- _Your goal_
Write the records out again, precisely as they stand.

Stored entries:
┌──
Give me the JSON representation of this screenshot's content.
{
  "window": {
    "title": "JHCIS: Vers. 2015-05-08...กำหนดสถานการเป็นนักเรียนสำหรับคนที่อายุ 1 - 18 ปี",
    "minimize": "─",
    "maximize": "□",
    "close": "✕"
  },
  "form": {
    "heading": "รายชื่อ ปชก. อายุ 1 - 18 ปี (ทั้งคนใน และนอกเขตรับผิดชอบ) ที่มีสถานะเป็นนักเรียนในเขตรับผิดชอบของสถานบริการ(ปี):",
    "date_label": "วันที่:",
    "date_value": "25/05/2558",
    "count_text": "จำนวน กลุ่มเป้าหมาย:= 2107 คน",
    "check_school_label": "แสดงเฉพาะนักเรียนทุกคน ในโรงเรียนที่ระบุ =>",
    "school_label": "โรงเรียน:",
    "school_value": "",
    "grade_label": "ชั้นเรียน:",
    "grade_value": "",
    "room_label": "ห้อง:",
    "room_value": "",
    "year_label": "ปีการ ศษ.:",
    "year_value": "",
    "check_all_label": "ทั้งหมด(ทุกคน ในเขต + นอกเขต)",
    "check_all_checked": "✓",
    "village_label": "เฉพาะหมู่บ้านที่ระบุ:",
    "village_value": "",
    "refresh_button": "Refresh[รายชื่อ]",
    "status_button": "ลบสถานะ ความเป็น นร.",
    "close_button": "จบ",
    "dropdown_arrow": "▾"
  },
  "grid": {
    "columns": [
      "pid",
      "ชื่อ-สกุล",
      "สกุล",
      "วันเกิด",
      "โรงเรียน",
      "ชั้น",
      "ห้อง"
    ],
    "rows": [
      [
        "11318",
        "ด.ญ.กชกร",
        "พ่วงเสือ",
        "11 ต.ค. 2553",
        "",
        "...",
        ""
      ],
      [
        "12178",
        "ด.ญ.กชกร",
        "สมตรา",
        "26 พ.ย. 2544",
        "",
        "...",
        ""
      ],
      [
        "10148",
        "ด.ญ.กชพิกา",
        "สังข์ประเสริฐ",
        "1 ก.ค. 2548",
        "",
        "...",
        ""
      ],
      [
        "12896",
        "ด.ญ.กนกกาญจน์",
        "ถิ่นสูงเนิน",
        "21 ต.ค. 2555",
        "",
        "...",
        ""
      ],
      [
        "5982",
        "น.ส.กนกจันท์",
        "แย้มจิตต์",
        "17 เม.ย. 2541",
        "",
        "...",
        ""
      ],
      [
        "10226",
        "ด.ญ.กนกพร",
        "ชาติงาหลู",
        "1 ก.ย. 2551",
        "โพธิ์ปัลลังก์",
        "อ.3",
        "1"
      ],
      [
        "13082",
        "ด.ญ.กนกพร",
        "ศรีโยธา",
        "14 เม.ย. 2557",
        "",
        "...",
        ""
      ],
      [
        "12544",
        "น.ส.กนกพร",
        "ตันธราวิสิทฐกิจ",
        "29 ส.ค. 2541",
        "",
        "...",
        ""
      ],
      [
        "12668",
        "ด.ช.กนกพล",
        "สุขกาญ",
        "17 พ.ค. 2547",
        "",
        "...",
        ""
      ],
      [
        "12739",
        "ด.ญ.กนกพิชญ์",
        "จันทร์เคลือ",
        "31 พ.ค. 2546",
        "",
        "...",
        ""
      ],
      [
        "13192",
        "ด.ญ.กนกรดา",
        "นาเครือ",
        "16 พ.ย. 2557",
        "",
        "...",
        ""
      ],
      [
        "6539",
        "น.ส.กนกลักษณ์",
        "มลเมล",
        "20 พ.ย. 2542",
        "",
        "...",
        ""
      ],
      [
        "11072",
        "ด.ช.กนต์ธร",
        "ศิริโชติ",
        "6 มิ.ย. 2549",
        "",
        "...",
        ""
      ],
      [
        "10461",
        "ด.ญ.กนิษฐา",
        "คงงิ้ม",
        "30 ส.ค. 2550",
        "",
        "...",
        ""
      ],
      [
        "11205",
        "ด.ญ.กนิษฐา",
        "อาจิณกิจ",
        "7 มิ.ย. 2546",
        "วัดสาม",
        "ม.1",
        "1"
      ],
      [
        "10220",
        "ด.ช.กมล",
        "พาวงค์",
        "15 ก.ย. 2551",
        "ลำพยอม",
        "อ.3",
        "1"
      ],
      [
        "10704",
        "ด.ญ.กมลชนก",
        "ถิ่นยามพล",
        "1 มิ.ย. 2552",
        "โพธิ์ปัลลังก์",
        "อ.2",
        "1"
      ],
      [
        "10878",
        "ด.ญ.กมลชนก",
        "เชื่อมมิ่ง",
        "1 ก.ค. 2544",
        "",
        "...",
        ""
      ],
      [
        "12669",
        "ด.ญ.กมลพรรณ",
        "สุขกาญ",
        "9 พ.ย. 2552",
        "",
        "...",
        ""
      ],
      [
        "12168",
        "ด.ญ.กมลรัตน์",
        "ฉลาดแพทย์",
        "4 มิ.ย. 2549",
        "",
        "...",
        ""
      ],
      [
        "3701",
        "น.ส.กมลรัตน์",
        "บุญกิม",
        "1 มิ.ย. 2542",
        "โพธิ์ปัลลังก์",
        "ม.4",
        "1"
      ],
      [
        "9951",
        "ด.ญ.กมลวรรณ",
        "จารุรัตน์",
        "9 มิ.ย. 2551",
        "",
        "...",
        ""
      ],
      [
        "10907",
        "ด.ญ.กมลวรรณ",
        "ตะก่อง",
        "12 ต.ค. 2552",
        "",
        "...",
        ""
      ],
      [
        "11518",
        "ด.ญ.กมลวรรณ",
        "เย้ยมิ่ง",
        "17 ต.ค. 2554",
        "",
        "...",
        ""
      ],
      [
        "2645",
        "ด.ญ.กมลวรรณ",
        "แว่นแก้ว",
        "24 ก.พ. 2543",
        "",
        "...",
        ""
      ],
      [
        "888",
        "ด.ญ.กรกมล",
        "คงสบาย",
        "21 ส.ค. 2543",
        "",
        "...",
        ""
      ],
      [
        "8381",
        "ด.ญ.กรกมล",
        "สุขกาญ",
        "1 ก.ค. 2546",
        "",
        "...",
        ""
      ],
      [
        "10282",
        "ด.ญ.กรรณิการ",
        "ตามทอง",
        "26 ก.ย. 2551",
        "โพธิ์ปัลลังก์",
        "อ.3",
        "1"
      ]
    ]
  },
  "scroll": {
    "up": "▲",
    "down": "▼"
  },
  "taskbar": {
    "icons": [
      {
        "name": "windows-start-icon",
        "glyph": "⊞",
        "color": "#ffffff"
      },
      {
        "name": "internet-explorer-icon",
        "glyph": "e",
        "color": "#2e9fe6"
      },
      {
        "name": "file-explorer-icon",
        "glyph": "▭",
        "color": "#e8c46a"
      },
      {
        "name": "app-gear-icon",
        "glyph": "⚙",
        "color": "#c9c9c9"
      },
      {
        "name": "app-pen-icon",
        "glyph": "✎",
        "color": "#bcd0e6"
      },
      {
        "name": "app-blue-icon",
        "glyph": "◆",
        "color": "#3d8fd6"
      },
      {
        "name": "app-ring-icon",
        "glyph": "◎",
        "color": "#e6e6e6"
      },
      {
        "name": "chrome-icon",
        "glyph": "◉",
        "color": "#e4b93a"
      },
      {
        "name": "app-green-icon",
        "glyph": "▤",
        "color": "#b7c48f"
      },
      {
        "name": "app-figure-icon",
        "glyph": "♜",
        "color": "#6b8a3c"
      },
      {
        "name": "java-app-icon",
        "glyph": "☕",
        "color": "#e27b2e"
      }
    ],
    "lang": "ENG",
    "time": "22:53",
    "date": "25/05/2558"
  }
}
└──
- _Answer to this task_
Give me the JSON representation of this screenshot's content.
{
  "window": {
    "title": "JHCIS: Vers. 2015-05-08...กำหนดสถานการเป็นนักเรียนสำหรับคนที่อายุ 1 - 18 ปี",
    "minimize": "─",
    "maximize": "□",
    "close": "✕"
  },
  "form": {
    "heading": "รายชื่อ ปชก. อายุ 1 - 18 ปี (ทั้งคนใน และนอกเขตรับผิดชอบ) ที่มีสถานะเป็นนักเรียนในเขตรับผิดชอบของสถานบริการ(ปี):",
    "date_label": "วันที่:",
    "date_value": "25/05/2558",
    "count_text": "จำนวน กลุ่มเป้าหมาย:= 2107 คน",
    "check_school_label": "แสดงเฉพาะนักเรียนทุกคน ในโรงเรียนที่ระบุ =>",
    "school_label": "โรงเรียน:",
    "school_value": "",
    "grade_label": "ชั้นเรียน:",
    "grade_value": "",
    "room_label": "ห้อง:",
    "room_value": "",
    "year_label": "ปีการ ศษ.:",
    "year_value": "",
    "check_all_label": "ทั้งหมด(ทุกคน ในเขต + นอกเขต)",
    "check_all_checked": "✓",
    "village_label": "เฉพาะหมู่บ้านที่ระบุ:",
    "village_value": "",
    "refresh_button": "Refresh[รายชื่อ]",
    "status_button": "ลบสถานะ ความเป็น นร.",
    "close_button": "จบ",
    "dropdown_arrow": "▾"
  },
  "grid": {
    "columns": [
      "pid",
      "ชื่อ-สกุล",
      "สกุล",
      "วันเกิด",
      "โรงเรียน",
      "ชั้น",
      "ห้อง"
    ],
    "rows": [
      [
        "11318",
        "ด.ญ.กชกร",
        "พ่วงเสือ",
        "11 ต.ค. 2553",
        "",
        "...",
        ""
      ],
      [
        "12178",
        "ด.ญ.กชกร",
        "สมตรา",
        "26 พ.ย. 2544",
        "",
        "...",
        ""
      ],
      [
        "10148",
        "ด.ญ.กชพิกา",
        "สังข์ประเสริฐ",
        "1 ก.ค. 2548",
        "",
        "...",
        ""
      ],
      [
        "12896",
        "ด.ญ.กนกกาญจน์",
        "ถิ่นสูงเนิน",
        "21 ต.ค. 2555",
        "",
        "...",
        ""
      ],
      [
        "5982",
        "น.ส.กนกจันท์",
        "แย้มจิตต์",
        "17 เม.ย. 2541",
        "",
        "...",
        ""
      ],
      [
        "10226",
        "ด.ญ.กนกพร",
        "ชาติงาหลู",
        "1 ก.ย. 2551",
        "โพธิ์ปัลลังก์",
        "อ.3",
        "1"
      ],
      [
        "13082",
        "ด.ญ.กนกพร",
        "ศรีโยธา",
        "14 เม.ย. 2557",
        "",
        "...",
        ""
      ],
      [
        "12544",
        "น.ส.กนกพร",
        "ตันธราวิสิทฐกิจ",
        "29 ส.ค. 2541",
        "",
        "...",
        ""
      ],
      [
        "12668",
        "ด.ช.กนกพล",
        "สุขกาญ",
        "17 พ.ค. 2547",
        "",
        "...",
        ""
      ],
      [
        "12739",
        "ด.ญ.กนกพิชญ์",
        "จันทร์เคลือ",
        "31 พ.ค. 2546",
        "",
        "...",
        ""
      ],
      [
        "13192",
        "ด.ญ.กนกรดา",
        "นาเครือ",
        "16 พ.ย. 2557",
        "",
        "...",
        ""
      ],
      [
        "6539",
        "น.ส.กนกลักษณ์",
        "มลเมล",
        "20 พ.ย. 2542",
        "",
        "...",
        ""
      ],
      [
        "11072",
        "ด.ช.กนต์ธร",
        "ศิริโชติ",
        "6 มิ.ย. 2549",
        "",
        "...",
        ""
      ],
      [
        "10461",
        "ด.ญ.กนิษฐา",
        "คงงิ้ม",
        "30 ส.ค. 2550",
        "",
        "...",
        ""
      ],
      [
        "11205",
        "ด.ญ.กนิษฐา",
        "อาจิณกิจ",
        "7 มิ.ย. 2546",
        "วัดสาม",
        "ม.1",
        "1"
      ],
      [
        "10220",
        "ด.ช.กมล",
        "พาวงค์",
        "15 ก.ย. 2551",
        "ลำพยอม",
        "อ.3",
        "1"
      ],
      [
        "10704",
        "ด.ญ.กมลชนก",
        "ถิ่นยามพล",
        "1 มิ.ย. 2552",
        "โพธิ์ปัลลังก์",
        "อ.2",
        "1"
      ],
      [
        "10878",
        "ด.ญ.กมลชนก",
        "เชื่อมมิ่ง",
        "1 ก.ค. 2544",
        "",
        "...",
        ""
      ],
      [
        "12669",
        "ด.ญ.กมลพรรณ",
        "สุขกาญ",
        "9 พ.ย. 2552",
        "",
        "...",
        ""
      ],
      [
        "12168",
        "ด.ญ.กมลรัตน์",
        "ฉลาดแพทย์",
        "4 มิ.ย. 2549",
        "",
        "...",
        ""
      ],
      [
        "3701",
        "น.ส.กมลรัตน์",
        "บุญกิม",
        "1 มิ.ย. 2542",
        "โพธิ์ปัลลังก์",
        "ม.4",
        "1"
      ],
      [
        "9951",
        "ด.ญ.กมลวรรณ",
        "จารุรัตน์",
        "9 มิ.ย. 2551",
        "",
        "...",
        ""
      ],
      [
        "10907",
        "ด.ญ.กมลวรรณ",
        "ตะก่อง",
        "12 ต.ค. 2552",
        "",
        "...",
        ""
      ],
      [
        "11518",
        "ด.ญ.กมลวรรณ",
        "เย้ยมิ่ง",
        "17 ต.ค. 2554",
        "",
        "...",
        ""
      ],
      [
        "2645",
        "ด.ญ.กมลวรรณ",
        "แว่นแก้ว",
        "24 ก.พ. 2543",
        "",
        "...",
        ""
      ],
      [
        "888",
        "ด.ญ.กรกมล",
        "คงสบาย",
        "21 ส.ค. 2543",
        "",
        "...",
        ""
      ],
      [
        "8381",
        "ด.ญ.กรกมล",
        "สุขกาญ",
        "1 ก.ค. 2546",
        "",
        "...",
        ""
      ],
      [
        "10282",
        "ด.ญ.กรรณิการ",
        "ตามทอง",
        "26 ก.ย. 2551",
        "โพธิ์ปัลลังก์",
        "อ.3",
        "1"
      ]
    ]
  },
  "scroll": {
    "up": "▲",
    "down": "▼"
  },
  "taskbar": {
    "icons": [
      {
        "name": "windows-start-icon",
        "glyph": "⊞",
        "color": "#ffffff"
      },
      {
        "name": "internet-explorer-icon",
        "glyph": "e",
        "color": "#2e9fe6"
      },
      {
        "name": "file-explorer-icon",
        "glyph": "▭",
        "color": "#e8c46a"
      },
      {
        "name": "app-gear-icon",
        "glyph": "⚙",
        "color": "#c9c9c9"
      },
      {
        "name": "app-pen-icon",
        "glyph": "✎",
        "color": "#bcd0e6"
      },
      {
        "name": "app-blue-icon",
        "glyph": "◆",
        "color": "#3d8fd6"
      },
      {
        "name": "app-ring-icon",
        "glyph": "◎",
        "color": "#e6e6e6"
      },
      {
        "name": "chrome-icon",
        "glyph": "◉",
        "color": "#e4b93a"
      },
      {
        "name": "app-green-icon",
        "glyph": "▤",
        "color": "#b7c48f"
      },
      {
        "name": "app-figure-icon",
        "glyph": "♜",
        "color": "#6b8a3c"
      },
      {
        "name": "java-app-icon",
        "glyph": "☕",
        "color": "#e27b2e"
      }
    ],
    "lang": "ENG",
    "time": "22:53",
    "date": "25/05/2558"
  }
}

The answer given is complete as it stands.